* **Exercise aim**: Set out each line of the items below as a numbered list, skipping any blank lines.

* **Material provided**:
— BEGIN —

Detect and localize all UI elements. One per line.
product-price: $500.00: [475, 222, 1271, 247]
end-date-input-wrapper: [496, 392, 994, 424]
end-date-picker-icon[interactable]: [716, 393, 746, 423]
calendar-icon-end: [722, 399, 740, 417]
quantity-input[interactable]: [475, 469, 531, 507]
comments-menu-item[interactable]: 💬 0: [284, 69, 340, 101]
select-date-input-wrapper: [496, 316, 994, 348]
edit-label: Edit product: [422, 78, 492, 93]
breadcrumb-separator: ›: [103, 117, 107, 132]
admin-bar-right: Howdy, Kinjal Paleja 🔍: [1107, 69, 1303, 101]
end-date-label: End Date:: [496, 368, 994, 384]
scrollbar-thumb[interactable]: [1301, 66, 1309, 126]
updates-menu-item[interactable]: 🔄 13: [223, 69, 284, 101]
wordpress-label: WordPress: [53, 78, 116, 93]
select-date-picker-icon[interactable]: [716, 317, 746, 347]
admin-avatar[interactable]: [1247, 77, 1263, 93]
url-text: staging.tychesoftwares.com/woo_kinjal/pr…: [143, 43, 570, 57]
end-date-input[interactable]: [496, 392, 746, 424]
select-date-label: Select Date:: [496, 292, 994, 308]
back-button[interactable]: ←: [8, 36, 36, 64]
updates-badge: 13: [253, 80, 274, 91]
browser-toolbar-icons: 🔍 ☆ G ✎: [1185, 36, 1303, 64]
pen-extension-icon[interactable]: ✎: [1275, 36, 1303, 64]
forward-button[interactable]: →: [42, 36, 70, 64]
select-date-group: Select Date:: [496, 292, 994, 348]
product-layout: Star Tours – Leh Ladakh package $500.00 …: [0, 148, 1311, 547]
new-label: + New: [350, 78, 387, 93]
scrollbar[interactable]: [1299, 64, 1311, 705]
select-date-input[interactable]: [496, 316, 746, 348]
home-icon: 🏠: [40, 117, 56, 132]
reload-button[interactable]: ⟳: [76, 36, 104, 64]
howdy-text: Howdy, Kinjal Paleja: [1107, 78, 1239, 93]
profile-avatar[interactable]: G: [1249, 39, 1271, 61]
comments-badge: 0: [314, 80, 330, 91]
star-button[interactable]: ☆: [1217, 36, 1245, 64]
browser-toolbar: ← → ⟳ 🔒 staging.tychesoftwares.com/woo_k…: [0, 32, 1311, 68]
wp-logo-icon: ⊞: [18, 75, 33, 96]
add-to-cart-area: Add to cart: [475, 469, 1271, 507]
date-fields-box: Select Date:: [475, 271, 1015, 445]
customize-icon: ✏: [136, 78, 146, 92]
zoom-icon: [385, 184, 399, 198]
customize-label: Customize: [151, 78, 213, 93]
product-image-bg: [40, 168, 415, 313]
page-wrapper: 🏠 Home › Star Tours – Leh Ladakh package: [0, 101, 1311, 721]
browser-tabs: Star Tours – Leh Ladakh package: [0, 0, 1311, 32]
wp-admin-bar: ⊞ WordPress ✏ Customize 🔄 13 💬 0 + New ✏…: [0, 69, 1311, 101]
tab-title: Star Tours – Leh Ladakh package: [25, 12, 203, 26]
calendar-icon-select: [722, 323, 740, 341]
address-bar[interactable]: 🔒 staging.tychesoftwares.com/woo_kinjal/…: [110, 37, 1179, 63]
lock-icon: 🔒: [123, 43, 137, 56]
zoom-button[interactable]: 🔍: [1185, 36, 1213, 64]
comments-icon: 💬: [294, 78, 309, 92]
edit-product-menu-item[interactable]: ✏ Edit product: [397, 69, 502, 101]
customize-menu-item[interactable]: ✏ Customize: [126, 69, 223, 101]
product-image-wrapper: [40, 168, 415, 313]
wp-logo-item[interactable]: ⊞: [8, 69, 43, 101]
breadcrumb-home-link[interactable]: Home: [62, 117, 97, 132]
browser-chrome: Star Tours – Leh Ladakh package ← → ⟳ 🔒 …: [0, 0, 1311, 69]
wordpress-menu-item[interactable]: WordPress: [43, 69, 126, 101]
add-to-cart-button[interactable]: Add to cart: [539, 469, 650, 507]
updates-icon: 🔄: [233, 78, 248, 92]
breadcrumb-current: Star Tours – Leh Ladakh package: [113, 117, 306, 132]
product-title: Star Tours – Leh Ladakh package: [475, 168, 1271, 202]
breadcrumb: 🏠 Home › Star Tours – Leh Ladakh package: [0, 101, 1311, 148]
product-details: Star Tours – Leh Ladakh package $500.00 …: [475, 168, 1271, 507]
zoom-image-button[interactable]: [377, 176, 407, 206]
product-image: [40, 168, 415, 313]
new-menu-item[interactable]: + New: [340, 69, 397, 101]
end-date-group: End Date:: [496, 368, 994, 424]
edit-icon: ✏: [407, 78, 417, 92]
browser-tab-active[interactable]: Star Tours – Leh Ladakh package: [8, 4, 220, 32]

— END —

* **Result for this exercise**:
1. Detect and localize all UI elements. One per line.
2. product-price: $500.00: [475, 222, 1271, 247]
3. end-date-input-wrapper: [496, 392, 994, 424]
4. end-date-picker-icon[interactable]: [716, 393, 746, 423]
5. calendar-icon-end: [722, 399, 740, 417]
6. quantity-input[interactable]: [475, 469, 531, 507]
7. comments-menu-item[interactable]: 💬 0: [284, 69, 340, 101]
8. select-date-input-wrapper: [496, 316, 994, 348]
9. edit-label: Edit product: [422, 78, 492, 93]
10. breadcrumb-separator: ›: [103, 117, 107, 132]
11. admin-bar-right: Howdy, Kinjal Paleja 🔍: [1107, 69, 1303, 101]
12. end-date-label: End Date:: [496, 368, 994, 384]
13. scrollbar-thumb[interactable]: [1301, 66, 1309, 126]
14. updates-menu-item[interactable]: 🔄 13: [223, 69, 284, 101]
15. wordpress-label: WordPress: [53, 78, 116, 93]
16. select-date-picker-icon[interactable]: [716, 317, 746, 347]
17. admin-avatar[interactable]: [1247, 77, 1263, 93]
18. url-text: staging.tychesoftwares.com/woo_kinjal/pr…: [143, 43, 570, 57]
19. end-date-input[interactable]: [496, 392, 746, 424]
20. select-date-label: Select Date:: [496, 292, 994, 308]
21. back-button[interactable]: ←: [8, 36, 36, 64]
22. updates-badge: 13: [253, 80, 274, 91]
23. browser-toolbar-icons: 🔍 ☆ G ✎: [1185, 36, 1303, 64]
24. pen-extension-icon[interactable]: ✎: [1275, 36, 1303, 64]
25. forward-button[interactable]: →: [42, 36, 70, 64]
26. select-date-group: Select Date:: [496, 292, 994, 348]
27. product-layout: Star Tours – Leh Ladakh package $500.00 …: [0, 148, 1311, 547]
28. new-label: + New: [350, 78, 387, 93]
29. scrollbar[interactable]: [1299, 64, 1311, 705]
30. select-date-input[interactable]: [496, 316, 746, 348]
31. home-icon: 🏠: [40, 117, 56, 132]
32. reload-button[interactable]: ⟳: [76, 36, 104, 64]
33. howdy-text: Howdy, Kinjal Paleja: [1107, 78, 1239, 93]
34. profile-avatar[interactable]: G: [1249, 39, 1271, 61]
35. comments-badge: 0: [314, 80, 330, 91]
36. star-button[interactable]: ☆: [1217, 36, 1245, 64]
37. browser-toolbar: ← → ⟳ 🔒 staging.tychesoftwares.com/woo_k…: [0, 32, 1311, 68]
38. wp-logo-icon: ⊞: [18, 75, 33, 96]
39. add-to-cart-area: Add to cart: [475, 469, 1271, 507]
40. date-fields-box: Select Date:: [475, 271, 1015, 445]
41. customize-icon: ✏: [136, 78, 146, 92]
42. zoom-icon: [385, 184, 399, 198]
43. customize-label: Customize: [151, 78, 213, 93]
44. product-image-bg: [40, 168, 415, 313]
45. page-wrapper: 🏠 Home › Star Tours – Leh Ladakh package: [0, 101, 1311, 721]
46. browser-tabs: Star Tours – Leh Ladakh package: [0, 0, 1311, 32]
47. wp-admin-bar: ⊞ WordPress ✏ Customize 🔄 13 💬 0 + New ✏…: [0, 69, 1311, 101]
48. tab-title: Star Tours – Leh Ladakh package: [25, 12, 203, 26]
49. calendar-icon-select: [722, 323, 740, 341]
50. address-bar[interactable]: 🔒 staging.tychesoftwares.com/woo_kinjal/…: [110, 37, 1179, 63]
51. lock-icon: 🔒: [123, 43, 137, 56]
52. zoom-button[interactable]: 🔍: [1185, 36, 1213, 64]
53. comments-icon: 💬: [294, 78, 309, 92]
54. edit-product-menu-item[interactable]: ✏ Edit product: [397, 69, 502, 101]
55. customize-menu-item[interactable]: ✏ Customize: [126, 69, 223, 101]
56. product-image-wrapper: [40, 168, 415, 313]
57. wp-logo-item[interactable]: ⊞: [8, 69, 43, 101]
58. breadcrumb-home-link[interactable]: Home: [62, 117, 97, 132]
59. browser-chrome: Star Tours – Leh Ladakh package ← → ⟳ 🔒 …: [0, 0, 1311, 69]
60. wordpress-menu-item[interactable]: WordPress: [43, 69, 126, 101]
61. add-to-cart-button[interactable]: Add to cart: [539, 469, 650, 507]
62. updates-icon: 🔄: [233, 78, 248, 92]
63. breadcrumb-current: Star Tours – Leh Ladakh package: [113, 117, 306, 132]
64. product-title: Star Tours – Leh Ladakh package: [475, 168, 1271, 202]
65. breadcrumb: 🏠 Home › Star Tours – Leh Ladakh package: [0, 101, 1311, 148]
66. product-details: Star Tours – Leh Ladakh package $500.00 …: [475, 168, 1271, 507]
67. zoom-image-button[interactable]: [377, 176, 407, 206]
68. product-image: [40, 168, 415, 313]
69. new-menu-item[interactable]: + New: [340, 69, 397, 101]
70. end-date-group: End Date:: [496, 368, 994, 424]
71. edit-icon: ✏: [407, 78, 417, 92]
72. browser-tab-active[interactable]: Star Tours – Leh Ladakh package: [8, 4, 220, 32]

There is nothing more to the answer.